(Dataset entries on figures)

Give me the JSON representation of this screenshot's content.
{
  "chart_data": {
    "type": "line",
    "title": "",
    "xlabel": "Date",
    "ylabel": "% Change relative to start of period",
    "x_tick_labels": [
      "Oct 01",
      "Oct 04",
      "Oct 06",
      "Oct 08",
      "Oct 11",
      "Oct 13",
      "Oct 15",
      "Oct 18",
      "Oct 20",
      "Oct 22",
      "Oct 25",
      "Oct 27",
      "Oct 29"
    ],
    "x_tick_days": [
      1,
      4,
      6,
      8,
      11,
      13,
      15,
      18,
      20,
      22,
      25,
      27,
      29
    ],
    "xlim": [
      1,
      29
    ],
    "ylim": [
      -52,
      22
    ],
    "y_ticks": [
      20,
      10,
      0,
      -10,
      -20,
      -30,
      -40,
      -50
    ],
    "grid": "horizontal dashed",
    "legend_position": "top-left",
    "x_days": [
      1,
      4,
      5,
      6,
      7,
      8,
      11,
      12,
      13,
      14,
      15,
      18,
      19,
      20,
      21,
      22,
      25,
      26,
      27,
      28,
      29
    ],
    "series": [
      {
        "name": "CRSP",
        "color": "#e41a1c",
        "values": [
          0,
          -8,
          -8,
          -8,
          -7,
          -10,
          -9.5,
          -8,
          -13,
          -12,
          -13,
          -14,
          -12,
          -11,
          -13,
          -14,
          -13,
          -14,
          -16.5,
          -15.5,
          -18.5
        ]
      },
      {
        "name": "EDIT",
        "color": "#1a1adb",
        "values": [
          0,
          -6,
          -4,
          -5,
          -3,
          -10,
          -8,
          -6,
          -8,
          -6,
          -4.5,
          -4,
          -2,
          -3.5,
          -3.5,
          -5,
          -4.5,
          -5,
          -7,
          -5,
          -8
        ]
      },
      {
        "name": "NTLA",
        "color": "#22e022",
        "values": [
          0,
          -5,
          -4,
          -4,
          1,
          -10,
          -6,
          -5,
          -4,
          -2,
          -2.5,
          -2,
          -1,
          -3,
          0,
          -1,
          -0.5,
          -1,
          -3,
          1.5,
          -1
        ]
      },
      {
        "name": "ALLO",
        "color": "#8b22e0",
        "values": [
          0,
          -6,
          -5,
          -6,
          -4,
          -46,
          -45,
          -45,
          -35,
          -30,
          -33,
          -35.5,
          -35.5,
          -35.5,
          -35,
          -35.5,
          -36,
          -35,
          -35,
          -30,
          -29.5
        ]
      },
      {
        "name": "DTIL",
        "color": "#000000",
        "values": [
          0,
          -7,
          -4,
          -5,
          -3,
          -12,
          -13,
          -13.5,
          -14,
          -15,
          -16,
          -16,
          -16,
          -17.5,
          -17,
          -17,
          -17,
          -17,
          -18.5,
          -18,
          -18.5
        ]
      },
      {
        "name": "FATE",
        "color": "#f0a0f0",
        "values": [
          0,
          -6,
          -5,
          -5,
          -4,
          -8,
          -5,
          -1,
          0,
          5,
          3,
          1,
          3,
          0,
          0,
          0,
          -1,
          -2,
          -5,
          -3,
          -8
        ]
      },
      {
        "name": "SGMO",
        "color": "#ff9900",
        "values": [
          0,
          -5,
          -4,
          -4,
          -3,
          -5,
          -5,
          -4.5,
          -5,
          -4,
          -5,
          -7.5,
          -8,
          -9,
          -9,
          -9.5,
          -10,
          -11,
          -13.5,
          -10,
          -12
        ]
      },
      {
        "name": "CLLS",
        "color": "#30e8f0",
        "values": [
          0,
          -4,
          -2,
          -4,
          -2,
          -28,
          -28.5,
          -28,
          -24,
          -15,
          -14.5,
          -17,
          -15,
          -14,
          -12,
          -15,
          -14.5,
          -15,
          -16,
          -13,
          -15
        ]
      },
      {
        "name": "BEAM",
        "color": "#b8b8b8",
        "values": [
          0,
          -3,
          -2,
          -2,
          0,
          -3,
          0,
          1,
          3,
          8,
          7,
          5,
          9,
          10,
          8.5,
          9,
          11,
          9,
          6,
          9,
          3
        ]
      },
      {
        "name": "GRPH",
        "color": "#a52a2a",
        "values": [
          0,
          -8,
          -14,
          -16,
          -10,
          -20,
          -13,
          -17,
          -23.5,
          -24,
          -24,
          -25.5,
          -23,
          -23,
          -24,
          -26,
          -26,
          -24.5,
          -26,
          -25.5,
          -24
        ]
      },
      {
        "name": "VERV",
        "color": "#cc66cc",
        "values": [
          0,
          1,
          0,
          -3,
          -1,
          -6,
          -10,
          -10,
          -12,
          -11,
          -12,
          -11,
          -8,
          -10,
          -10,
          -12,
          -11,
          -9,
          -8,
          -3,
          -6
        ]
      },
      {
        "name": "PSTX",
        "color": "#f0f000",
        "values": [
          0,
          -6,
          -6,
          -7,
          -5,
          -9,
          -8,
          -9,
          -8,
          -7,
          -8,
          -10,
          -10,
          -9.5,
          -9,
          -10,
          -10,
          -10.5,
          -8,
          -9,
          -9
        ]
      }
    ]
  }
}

◆ **SHORT EXERCISE**
The records above must be output exactly, in full.

◆ **ANSWER TO THE TASK**
Give me the JSON representation of this screenshot's content.
{
  "chart_data": {
    "type": "line",
    "title": "",
    "xlabel": "Date",
    "ylabel": "% Change relative to start of period",
    "x_tick_labels": [
      "Oct 01",
      "Oct 04",
      "Oct 06",
      "Oct 08",
      "Oct 11",
      "Oct 13",
      "Oct 15",
      "Oct 18",
      "Oct 20",
      "Oct 22",
      "Oct 25",
      "Oct 27",
      "Oct 29"
    ],
    "x_tick_days": [
      1,
      4,
      6,
      8,
      11,
      13,
      15,
      18,
      20,
      22,
      25,
      27,
      29
    ],
    "xlim": [
      1,
      29
    ],
    "ylim": [
      -52,
      22
    ],
    "y_ticks": [
      20,
      10,
      0,
      -10,
      -20,
      -30,
      -40,
      -50
    ],
    "grid": "horizontal dashed",
    "legend_position": "top-left",
    "x_days": [
      1,
      4,
      5,
      6,
      7,
      8,
      11,
      12,
      13,
      14,
      15,
      18,
      19,
      20,
      21,
      22,
      25,
      26,
      27,
      28,
      29
    ],
    "series": [
      {
        "name": "CRSP",
        "color": "#e41a1c",
        "values": [
          0,
          -8,
          -8,
          -8,
          -7,
          -10,
          -9.5,
          -8,
          -13,
          -12,
          -13,
          -14,
          -12,
          -11,
          -13,
          -14,
          -13,
          -14,
          -16.5,
          -15.5,
          -18.5
        ]
      },
      {
        "name": "EDIT",
        "color": "#1a1adb",
        "values": [
          0,
          -6,
          -4,
          -5,
          -3,
          -10,
          -8,
          -6,
          -8,
          -6,
          -4.5,
          -4,
          -2,
          -3.5,
          -3.5,
          -5,
          -4.5,
          -5,
          -7,
          -5,
          -8
        ]
      },
      {
        "name": "NTLA",
        "color": "#22e022",
        "values": [
          0,
          -5,
          -4,
          -4,
          1,
          -10,
          -6,
          -5,
          -4,
          -2,
          -2.5,
          -2,
          -1,
          -3,
          0,
          -1,
          -0.5,
          -1,
          -3,
          1.5,
          -1
        ]
      },
      {
        "name": "ALLO",
        "color": "#8b22e0",
        "values": [
          0,
          -6,
          -5,
          -6,
          -4,
          -46,
          -45,
          -45,
          -35,
          -30,
          -33,
          -35.5,
          -35.5,
          -35.5,
          -35,
          -35.5,
          -36,
          -35,
          -35,
          -30,
          -29.5
        ]
      },
      {
        "name": "DTIL",
        "color": "#000000",
        "values": [
          0,
          -7,
          -4,
          -5,
          -3,
          -12,
          -13,
          -13.5,
          -14,
          -15,
          -16,
          -16,
          -16,
          -17.5,
          -17,
          -17,
          -17,
          -17,
          -18.5,
          -18,
          -18.5
        ]
      },
      {
        "name": "FATE",
        "color": "#f0a0f0",
        "values": [
          0,
          -6,
          -5,
          -5,
          -4,
          -8,
          -5,
          -1,
          0,
          5,
          3,
          1,
          3,
          0,
          0,
          0,
          -1,
          -2,
          -5,
          -3,
          -8
        ]
      },
      {
        "name": "SGMO",
        "color": "#ff9900",
        "values": [
          0,
          -5,
          -4,
          -4,
          -3,
          -5,
          -5,
          -4.5,
          -5,
          -4,
          -5,
          -7.5,
          -8,
          -9,
          -9,
          -9.5,
          -10,
          -11,
          -13.5,
          -10,
          -12
        ]
      },
      {
        "name": "CLLS",
        "color": "#30e8f0",
        "values": [
          0,
          -4,
          -2,
          -4,
          -2,
          -28,
          -28.5,
          -28,
          -24,
          -15,
          -14.5,
          -17,
          -15,
          -14,
          -12,
          -15,
          -14.5,
          -15,
          -16,
          -13,
          -15
        ]
      },
      {
        "name": "BEAM",
        "color": "#b8b8b8",
        "values": [
          0,
          -3,
          -2,
          -2,
          0,
          -3,
          0,
          1,
          3,
          8,
          7,
          5,
          9,
          10,
          8.5,
          9,
          11,
          9,
          6,
          9,
          3
        ]
      },
      {
        "name": "GRPH",
        "color": "#a52a2a",
        "values": [
          0,
          -8,
          -14,
          -16,
          -10,
          -20,
          -13,
          -17,
          -23.5,
          -24,
          -24,
          -25.5,
          -23,
          -23,
          -24,
          -26,
          -26,
          -24.5,
          -26,
          -25.5,
          -24
        ]
      },
      {
        "name": "VERV",
        "color": "#cc66cc",
        "values": [
          0,
          1,
          0,
          -3,
          -1,
          -6,
          -10,
          -10,
          -12,
          -11,
          -12,
          -11,
          -8,
          -10,
          -10,
          -12,
          -11,
          -9,
          -8,
          -3,
          -6
        ]
      },
      {
        "name": "PSTX",
        "color": "#f0f000",
        "values": [
          0,
          -6,
          -6,
          -7,
          -5,
          -9,
          -8,
          -9,
          -8,
          -7,
          -8,
          -10,
          -10,
          -9.5,
          -9,
          -10,
          -10,
          -10.5,
          -8,
          -9,
          -9
        ]
      }
    ]
  }
}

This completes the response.